=== Entries supplied ===

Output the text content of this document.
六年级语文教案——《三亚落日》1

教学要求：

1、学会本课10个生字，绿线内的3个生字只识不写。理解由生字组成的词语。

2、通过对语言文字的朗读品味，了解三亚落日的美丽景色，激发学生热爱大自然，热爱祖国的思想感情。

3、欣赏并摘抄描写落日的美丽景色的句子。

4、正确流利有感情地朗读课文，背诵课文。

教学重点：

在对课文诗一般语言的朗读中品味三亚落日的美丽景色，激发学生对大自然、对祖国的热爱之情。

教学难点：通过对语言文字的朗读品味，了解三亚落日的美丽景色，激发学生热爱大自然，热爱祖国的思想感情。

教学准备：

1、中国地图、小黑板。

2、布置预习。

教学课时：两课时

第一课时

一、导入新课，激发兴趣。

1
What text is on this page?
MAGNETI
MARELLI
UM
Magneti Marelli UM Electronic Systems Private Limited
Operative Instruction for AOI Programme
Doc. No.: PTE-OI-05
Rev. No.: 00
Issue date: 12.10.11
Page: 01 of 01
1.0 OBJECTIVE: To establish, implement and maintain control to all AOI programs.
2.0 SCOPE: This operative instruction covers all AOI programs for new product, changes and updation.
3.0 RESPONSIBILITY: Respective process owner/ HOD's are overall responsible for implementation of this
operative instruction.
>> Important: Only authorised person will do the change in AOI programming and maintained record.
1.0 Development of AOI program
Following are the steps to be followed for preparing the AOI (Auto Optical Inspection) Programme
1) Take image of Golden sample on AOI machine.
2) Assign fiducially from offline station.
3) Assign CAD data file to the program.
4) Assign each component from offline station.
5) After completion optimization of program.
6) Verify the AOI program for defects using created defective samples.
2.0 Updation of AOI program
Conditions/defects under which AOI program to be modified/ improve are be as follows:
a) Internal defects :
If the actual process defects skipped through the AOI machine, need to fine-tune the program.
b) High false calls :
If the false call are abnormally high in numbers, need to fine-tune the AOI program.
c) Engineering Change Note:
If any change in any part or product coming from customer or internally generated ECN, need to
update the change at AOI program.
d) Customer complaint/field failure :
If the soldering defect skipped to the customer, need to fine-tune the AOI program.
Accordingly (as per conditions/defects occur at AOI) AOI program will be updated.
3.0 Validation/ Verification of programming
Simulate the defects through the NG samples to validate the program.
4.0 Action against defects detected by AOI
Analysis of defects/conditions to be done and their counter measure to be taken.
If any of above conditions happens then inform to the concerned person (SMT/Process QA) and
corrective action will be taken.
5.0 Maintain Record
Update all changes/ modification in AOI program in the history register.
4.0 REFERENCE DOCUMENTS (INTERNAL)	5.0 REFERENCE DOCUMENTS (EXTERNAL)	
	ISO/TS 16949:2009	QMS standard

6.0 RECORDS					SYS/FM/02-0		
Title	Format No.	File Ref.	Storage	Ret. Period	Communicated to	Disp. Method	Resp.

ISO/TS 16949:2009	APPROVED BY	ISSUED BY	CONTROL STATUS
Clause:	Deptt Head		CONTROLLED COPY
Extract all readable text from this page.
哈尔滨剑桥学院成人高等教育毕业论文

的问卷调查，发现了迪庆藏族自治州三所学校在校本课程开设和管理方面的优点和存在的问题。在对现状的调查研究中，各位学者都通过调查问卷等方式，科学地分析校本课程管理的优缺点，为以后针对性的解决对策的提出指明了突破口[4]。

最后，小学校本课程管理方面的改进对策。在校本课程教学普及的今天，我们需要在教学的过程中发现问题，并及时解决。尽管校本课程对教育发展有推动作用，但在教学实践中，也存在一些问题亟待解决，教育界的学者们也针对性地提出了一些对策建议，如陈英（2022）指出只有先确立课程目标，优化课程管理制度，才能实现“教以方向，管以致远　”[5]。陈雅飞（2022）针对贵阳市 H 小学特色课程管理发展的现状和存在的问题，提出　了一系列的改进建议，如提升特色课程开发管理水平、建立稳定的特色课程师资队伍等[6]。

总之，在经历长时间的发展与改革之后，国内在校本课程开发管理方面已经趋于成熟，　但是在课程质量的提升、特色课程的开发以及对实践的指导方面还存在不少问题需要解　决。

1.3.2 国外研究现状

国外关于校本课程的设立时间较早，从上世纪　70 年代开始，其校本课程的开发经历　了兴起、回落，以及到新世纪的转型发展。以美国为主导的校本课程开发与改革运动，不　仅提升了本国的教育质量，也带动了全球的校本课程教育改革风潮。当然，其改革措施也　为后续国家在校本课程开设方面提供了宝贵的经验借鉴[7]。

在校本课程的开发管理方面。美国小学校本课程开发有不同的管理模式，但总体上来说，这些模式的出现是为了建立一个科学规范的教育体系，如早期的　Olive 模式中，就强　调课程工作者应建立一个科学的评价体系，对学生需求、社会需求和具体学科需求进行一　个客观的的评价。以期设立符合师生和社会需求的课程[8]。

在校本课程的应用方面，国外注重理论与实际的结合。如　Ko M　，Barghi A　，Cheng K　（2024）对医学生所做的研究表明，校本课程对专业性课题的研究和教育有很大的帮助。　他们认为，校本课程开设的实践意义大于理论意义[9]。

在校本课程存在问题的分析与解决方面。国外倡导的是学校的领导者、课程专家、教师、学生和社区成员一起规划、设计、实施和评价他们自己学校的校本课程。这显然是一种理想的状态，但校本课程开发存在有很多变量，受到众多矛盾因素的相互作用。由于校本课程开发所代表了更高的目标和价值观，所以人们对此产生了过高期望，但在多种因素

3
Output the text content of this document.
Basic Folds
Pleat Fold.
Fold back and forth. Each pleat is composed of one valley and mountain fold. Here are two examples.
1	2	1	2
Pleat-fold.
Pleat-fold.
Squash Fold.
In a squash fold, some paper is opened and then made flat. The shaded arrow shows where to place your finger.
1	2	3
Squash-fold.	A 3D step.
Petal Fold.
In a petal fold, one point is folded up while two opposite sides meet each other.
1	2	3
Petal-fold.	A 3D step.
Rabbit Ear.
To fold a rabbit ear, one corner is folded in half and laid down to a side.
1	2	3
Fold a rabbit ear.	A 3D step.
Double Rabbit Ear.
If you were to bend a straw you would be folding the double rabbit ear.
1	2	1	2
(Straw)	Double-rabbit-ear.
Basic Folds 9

===

Retype the records that precede this task, keeping them exactly the same.

Output the text content of this document.
六年级语文教案——《三亚落日》1

教学要求：

1、学会本课10个生字，绿线内的3个生字只识不写。理解由生字组成的词语。

2、通过对语言文字的朗读品味，了解三亚落日的美丽景色，激发学生热爱大自然，热爱祖国的思想感情。

3、欣赏并摘抄描写落日的美丽景色的句子。

4、正确流利有感情地朗读课文，背诵课文。

教学重点：

在对课文诗一般语言的朗读中品味三亚落日的美丽景色，激发学生对大自然、对祖国的热爱之情。

教学难点：通过对语言文字的朗读品味，了解三亚落日的美丽景色，激发学生热爱大自然，热爱祖国的思想感情。

教学准备：

1、中国地图、小黑板。

2、布置预习。

教学课时：两课时

第一课时

一、导入新课，激发兴趣。

1
What text is on this page?
MAGNETI
MARELLI
UM
Magneti Marelli UM Electronic Systems Private Limited
Operative Instruction for AOI Programme
Doc. No.: PTE-OI-05
Rev. No.: 00
Issue date: 12.10.11
Page: 01 of 01
1.0 OBJECTIVE: To establish, implement and maintain control to all AOI programs.
2.0 SCOPE: This operative instruction covers all AOI programs for new product, changes and updation.
3.0 RESPONSIBILITY: Respective process owner/ HOD's are overall responsible for implementation of this
operative instruction.
>> Important: Only authorised person will do the change in AOI programming and maintained record.
1.0 Development of AOI program
Following are the steps to be followed for preparing the AOI (Auto Optical Inspection) Programme
1) Take image of Golden sample on AOI machine.
2) Assign fiducially from offline station.
3) Assign CAD data file to the program.
4) Assign each component from offline station.
5) After completion optimization of program.
6) Verify the AOI program for defects using created defective samples.
2.0 Updation of AOI program
Conditions/defects under which AOI program to be modified/ improve are be as follows:
a) Internal defects :
If the actual process defects skipped through the AOI machine, need to fine-tune the program.
b) High false calls :
If the false call are abnormally high in numbers, need to fine-tune the AOI program.
c) Engineering Change Note:
If any change in any part or product coming from customer or internally generated ECN, need to
update the change at AOI program.
d) Customer complaint/field failure :
If the soldering defect skipped to the customer, need to fine-tune the AOI program.
Accordingly (as per conditions/defects occur at AOI) AOI program will be updated.
3.0 Validation/ Verification of programming
Simulate the defects through the NG samples to validate the program.
4.0 Action against defects detected by AOI
Analysis of defects/conditions to be done and their counter measure to be taken.
If any of above conditions happens then inform to the concerned person (SMT/Process QA) and
corrective action will be taken.
5.0 Maintain Record
Update all changes/ modification in AOI program in the history register.
4.0 REFERENCE DOCUMENTS (INTERNAL)	5.0 REFERENCE DOCUMENTS (EXTERNAL)	
	ISO/TS 16949:2009	QMS standard

6.0 RECORDS					SYS/FM/02-0		
Title	Format No.	File Ref.	Storage	Ret. Period	Communicated to	Disp. Method	Resp.

ISO/TS 16949:2009	APPROVED BY	ISSUED BY	CONTROL STATUS
Clause:	Deptt Head		CONTROLLED COPY
Extract all readable text from this page.
哈尔滨剑桥学院成人高等教育毕业论文

的问卷调查，发现了迪庆藏族自治州三所学校在校本课程开设和管理方面的优点和存在的问题。在对现状的调查研究中，各位学者都通过调查问卷等方式，科学地分析校本课程管理的优缺点，为以后针对性的解决对策的提出指明了突破口[4]。

最后，小学校本课程管理方面的改进对策。在校本课程教学普及的今天，我们需要在教学的过程中发现问题，并及时解决。尽管校本课程对教育发展有推动作用，但在教学实践中，也存在一些问题亟待解决，教育界的学者们也针对性地提出了一些对策建议，如陈英（2022）指出只有先确立课程目标，优化课程管理制度，才能实现“教以方向，管以致远　”[5]。陈雅飞（2022）针对贵阳市 H 小学特色课程管理发展的现状和存在的问题，提出　了一系列的改进建议，如提升特色课程开发管理水平、建立稳定的特色课程师资队伍等[6]。

总之，在经历长时间的发展与改革之后，国内在校本课程开发管理方面已经趋于成熟，　但是在课程质量的提升、特色课程的开发以及对实践的指导方面还存在不少问题需要解　决。

1.3.2 国外研究现状

国外关于校本课程的设立时间较早，从上世纪　70 年代开始，其校本课程的开发经历　了兴起、回落，以及到新世纪的转型发展。以美国为主导的校本课程开发与改革运动，不　仅提升了本国的教育质量，也带动了全球的校本课程教育改革风潮。当然，其改革措施也　为后续国家在校本课程开设方面提供了宝贵的经验借鉴[7]。

在校本课程的开发管理方面。美国小学校本课程开发有不同的管理模式，但总体上来说，这些模式的出现是为了建立一个科学规范的教育体系，如早期的　Olive 模式中，就强　调课程工作者应建立一个科学的评价体系，对学生需求、社会需求和具体学科需求进行一　个客观的的评价。以期设立符合师生和社会需求的课程[8]。

在校本课程的应用方面，国外注重理论与实际的结合。如　Ko M　，Barghi A　，Cheng K　（2024）对医学生所做的研究表明，校本课程对专业性课题的研究和教育有很大的帮助。　他们认为，校本课程开设的实践意义大于理论意义[9]。

在校本课程存在问题的分析与解决方面。国外倡导的是学校的领导者、课程专家、教师、学生和社区成员一起规划、设计、实施和评价他们自己学校的校本课程。这显然是一种理想的状态，但校本课程开发存在有很多变量，受到众多矛盾因素的相互作用。由于校本课程开发所代表了更高的目标和价值观，所以人们对此产生了过高期望，但在多种因素

3
Output the text content of this document.
Basic Folds
Pleat Fold.
Fold back and forth. Each pleat is composed of one valley and mountain fold. Here are two examples.
1	2	1	2
Pleat-fold.
Pleat-fold.
Squash Fold.
In a squash fold, some paper is opened and then made flat. The shaded arrow shows where to place your finger.
1	2	3
Squash-fold.	A 3D step.
Petal Fold.
In a petal fold, one point is folded up while two opposite sides meet each other.
1	2	3
Petal-fold.	A 3D step.
Rabbit Ear.
To fold a rabbit ear, one corner is folded in half and laid down to a side.
1	2	3
Fold a rabbit ear.	A 3D step.
Double Rabbit Ear.
If you were to bend a straw you would be folding the double rabbit ear.
1	2	1	2
(Straw)	Double-rabbit-ear.
Basic Folds 9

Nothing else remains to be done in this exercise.